Look through the data below and return each line where "JSON" appears.

....................

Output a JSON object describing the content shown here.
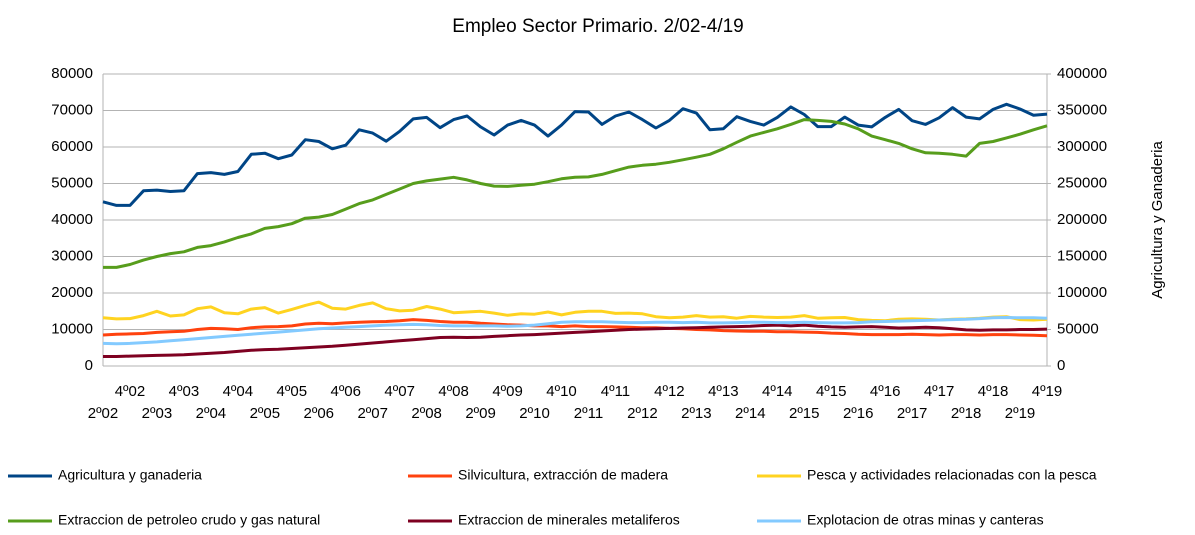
{
  "chart_data": {
    "type": "line",
    "title": "Empleo Sector Primario. 2/02-4/19",
    "y2label": "Agricultura y Ganaderia",
    "categories": [
      "2º02",
      null,
      "4º02",
      null,
      "2º03",
      null,
      "4º03",
      null,
      "2º04",
      null,
      "4º04",
      null,
      "2º05",
      null,
      "4º05",
      null,
      "2º06",
      null,
      "4º06",
      null,
      "2º07",
      null,
      "4º07",
      null,
      "2º08",
      null,
      "4º08",
      null,
      "2º09",
      null,
      "4º09",
      null,
      "2º10",
      null,
      "4º10",
      null,
      "2º11",
      null,
      "4º11",
      null,
      "2º12",
      null,
      "4º12",
      null,
      "2º13",
      null,
      "4º13",
      null,
      "2º14",
      null,
      "4º14",
      null,
      "2º15",
      null,
      "4º15",
      null,
      "2º16",
      null,
      "4º16",
      null,
      "2º17",
      null,
      "4º17",
      null,
      "2º18",
      null,
      "4º18",
      null,
      "2º19",
      null,
      "4º19"
    ],
    "ylim": [
      0,
      80000
    ],
    "yticks": [
      0,
      10000,
      20000,
      30000,
      40000,
      50000,
      60000,
      70000,
      80000
    ],
    "y2lim": [
      0,
      400000
    ],
    "y2ticks": [
      0,
      50000,
      100000,
      150000,
      200000,
      250000,
      300000,
      350000,
      400000
    ],
    "grid": true,
    "legend": "bottom",
    "series": [
      {
        "name": "Agricultura y ganaderia",
        "color": "#004586",
        "axis": "y2",
        "values": [
          225000,
          220000,
          220000,
          240000,
          241000,
          239000,
          240000,
          263500,
          265000,
          262500,
          266500,
          290000,
          291500,
          284000,
          289000,
          310000,
          307500,
          297500,
          302500,
          323500,
          319000,
          308000,
          321500,
          338500,
          340500,
          326500,
          337500,
          342500,
          327500,
          316500,
          330000,
          336500,
          330000,
          315000,
          330000,
          348500,
          348000,
          331000,
          342500,
          348000,
          337500,
          326000,
          336500,
          352500,
          346500,
          323500,
          325000,
          341500,
          335000,
          330000,
          340500,
          355000,
          344500,
          328000,
          328000,
          341000,
          330000,
          327500,
          340500,
          351500,
          336000,
          331000,
          340000,
          354000,
          341000,
          338500,
          351500,
          358500,
          352000,
          343500,
          345000
        ]
      },
      {
        "name": "Silvicultura, extracción de madera",
        "color": "#ff420e",
        "values": [
          8500,
          8700,
          8800,
          8900,
          9200,
          9400,
          9500,
          10000,
          10300,
          10200,
          10000,
          10500,
          10700,
          10800,
          11000,
          11500,
          11700,
          11600,
          11800,
          12000,
          12100,
          12200,
          12400,
          12700,
          12500,
          12200,
          12000,
          12000,
          11700,
          11500,
          11300,
          11200,
          11000,
          11000,
          10800,
          11000,
          10800,
          10800,
          10700,
          10600,
          10500,
          10500,
          10300,
          10200,
          10000,
          9900,
          9700,
          9600,
          9500,
          9500,
          9400,
          9400,
          9300,
          9200,
          9000,
          8900,
          8700,
          8600,
          8600,
          8600,
          8700,
          8600,
          8500,
          8600,
          8600,
          8500,
          8600,
          8600,
          8500,
          8400,
          8300
        ]
      },
      {
        "name": "Pesca y actividades relacionadas con la pesca",
        "color": "#ffd320",
        "values": [
          13200,
          12900,
          13000,
          13800,
          15000,
          13700,
          14000,
          15700,
          16200,
          14600,
          14300,
          15600,
          16000,
          14500,
          15500,
          16600,
          17500,
          15800,
          15600,
          16600,
          17300,
          15700,
          15100,
          15300,
          16300,
          15600,
          14600,
          14800,
          15000,
          14500,
          13900,
          14300,
          14200,
          14800,
          14000,
          14700,
          15000,
          15000,
          14400,
          14500,
          14300,
          13500,
          13200,
          13400,
          13800,
          13400,
          13500,
          13100,
          13600,
          13400,
          13300,
          13400,
          13800,
          13100,
          13200,
          13300,
          12700,
          12500,
          12400,
          12800,
          12900,
          12800,
          12600,
          12800,
          12900,
          13100,
          13400,
          13500,
          12700,
          12600,
          12800
        ]
      },
      {
        "name": "Extraccion de petroleo crudo y gas natural",
        "color": "#579d1c",
        "values": [
          27000,
          27000,
          27800,
          29000,
          30000,
          30800,
          31300,
          32500,
          33000,
          34000,
          35200,
          36200,
          37700,
          38200,
          39000,
          40500,
          40800,
          41500,
          43000,
          44500,
          45500,
          47000,
          48500,
          50000,
          50700,
          51200,
          51700,
          51000,
          50000,
          49300,
          49200,
          49500,
          49800,
          50500,
          51300,
          51700,
          51800,
          52500,
          53500,
          54500,
          55000,
          55300,
          55800,
          56500,
          57200,
          58000,
          59500,
          61300,
          63000,
          64000,
          65000,
          66200,
          67500,
          67300,
          67000,
          66300,
          65000,
          63000,
          62000,
          61000,
          59500,
          58400,
          58300,
          58000,
          57500,
          61000,
          61500,
          62500,
          63500,
          64700,
          65800
        ]
      },
      {
        "name": "Extraccion de minerales metaliferos",
        "color": "#7e0021",
        "values": [
          2600,
          2600,
          2700,
          2800,
          2900,
          3000,
          3100,
          3300,
          3500,
          3700,
          4000,
          4300,
          4500,
          4600,
          4800,
          5000,
          5200,
          5400,
          5700,
          6000,
          6300,
          6600,
          6900,
          7200,
          7500,
          7800,
          7900,
          7800,
          7900,
          8100,
          8300,
          8500,
          8600,
          8800,
          9000,
          9200,
          9400,
          9600,
          9800,
          10000,
          10100,
          10200,
          10300,
          10400,
          10500,
          10600,
          10700,
          10800,
          10900,
          11100,
          11200,
          11000,
          11200,
          10900,
          10700,
          10600,
          10700,
          10800,
          10600,
          10400,
          10500,
          10600,
          10500,
          10200,
          9900,
          9800,
          9900,
          9900,
          10000,
          10000,
          10100
        ]
      },
      {
        "name": "Explotacion de otras minas y canteras",
        "color": "#83caff",
        "values": [
          6200,
          6100,
          6200,
          6400,
          6600,
          6900,
          7200,
          7500,
          7800,
          8100,
          8400,
          8700,
          9000,
          9300,
          9600,
          9900,
          10200,
          10400,
          10600,
          10800,
          11000,
          11200,
          11300,
          11400,
          11300,
          11100,
          11000,
          11000,
          11000,
          11000,
          10900,
          11000,
          11200,
          11600,
          12000,
          12100,
          12100,
          12100,
          12000,
          11900,
          11900,
          12000,
          12000,
          11900,
          12000,
          11800,
          11800,
          11900,
          12000,
          12000,
          11900,
          11900,
          12000,
          11900,
          11800,
          11800,
          11900,
          12100,
          12200,
          12300,
          12400,
          12500,
          12600,
          12700,
          12800,
          13000,
          13200,
          13300,
          13200,
          13200,
          13100
        ]
      }
    ]
  }
}
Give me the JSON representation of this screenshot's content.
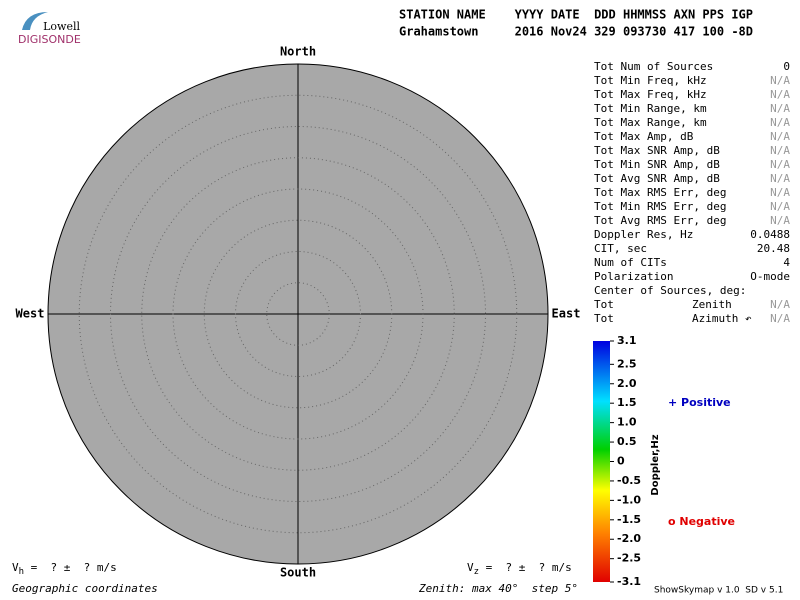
{
  "logo": {
    "top": "Lowell",
    "bottom": "DIGISONDE"
  },
  "header": {
    "line1": "STATION NAME    YYYY DATE  DDD HHMMSS AXN PPS IGP",
    "line2": "Grahamstown     2016 Nov24 329 093730 417 100 -8D"
  },
  "compass": {
    "north": "North",
    "south": "South",
    "west": "West",
    "east": "East"
  },
  "stats": [
    [
      "Tot Num of Sources",
      "0"
    ],
    [
      "Tot Min Freq, kHz",
      "N/A"
    ],
    [
      "Tot Max Freq, kHz",
      "N/A"
    ],
    [
      "Tot Min Range, km",
      "N/A"
    ],
    [
      "Tot Max Range, km",
      "N/A"
    ],
    [
      "Tot Max Amp, dB",
      "N/A"
    ],
    [
      "Tot Max SNR Amp, dB",
      "N/A"
    ],
    [
      "Tot Min SNR Amp, dB",
      "N/A"
    ],
    [
      "Tot Avg SNR Amp, dB",
      "N/A"
    ],
    [
      "Tot Max RMS Err, deg",
      "N/A"
    ],
    [
      "Tot Min RMS Err, deg",
      "N/A"
    ],
    [
      "Tot Avg RMS Err, deg",
      "N/A"
    ],
    [
      "Doppler Res, Hz",
      "0.0488"
    ],
    [
      "CIT, sec",
      "20.48"
    ],
    [
      "Num of CITs",
      "4"
    ],
    [
      "Polarization",
      "O-mode"
    ],
    [
      "Center of Sources, deg:"
    ],
    [
      "Tot",
      "Zenith",
      "N/A"
    ],
    [
      "Tot",
      "Azimuth ↶",
      "N/A"
    ]
  ],
  "colorbar": {
    "title": "Doppler,Hz",
    "lim": [
      -3.1,
      3.1
    ],
    "ticks": [
      3.1,
      2.5,
      {
        "value": 2,
        "label": "2.0"
      },
      1.5,
      {
        "value": 1,
        "label": "1.0"
      },
      0.5,
      0,
      -0.5,
      {
        "value": -1,
        "label": "-1.0"
      },
      -1.5,
      {
        "value": -2,
        "label": "-2.0"
      },
      -2.5,
      -3.1
    ]
  },
  "legend": {
    "positive": "+ Positive",
    "negative": "o Negative"
  },
  "footer": {
    "vh": "V",
    "vh_sub": "h",
    "vh_rest": " =  ? ±  ? m/s",
    "vz": "V",
    "vz_sub": "z",
    "vz_rest": " =  ? ±  ? m/s",
    "coords": "Geographic coordinates",
    "zenith": "Zenith: max 40°  step 5°",
    "version": "ShowSkymap v 1.0  SD v 5.1"
  }
}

....................

**EXPECTED ANSWER:**
Output a JSON object describing the content shown here.
Give me the JSON representation of this screenshot's content.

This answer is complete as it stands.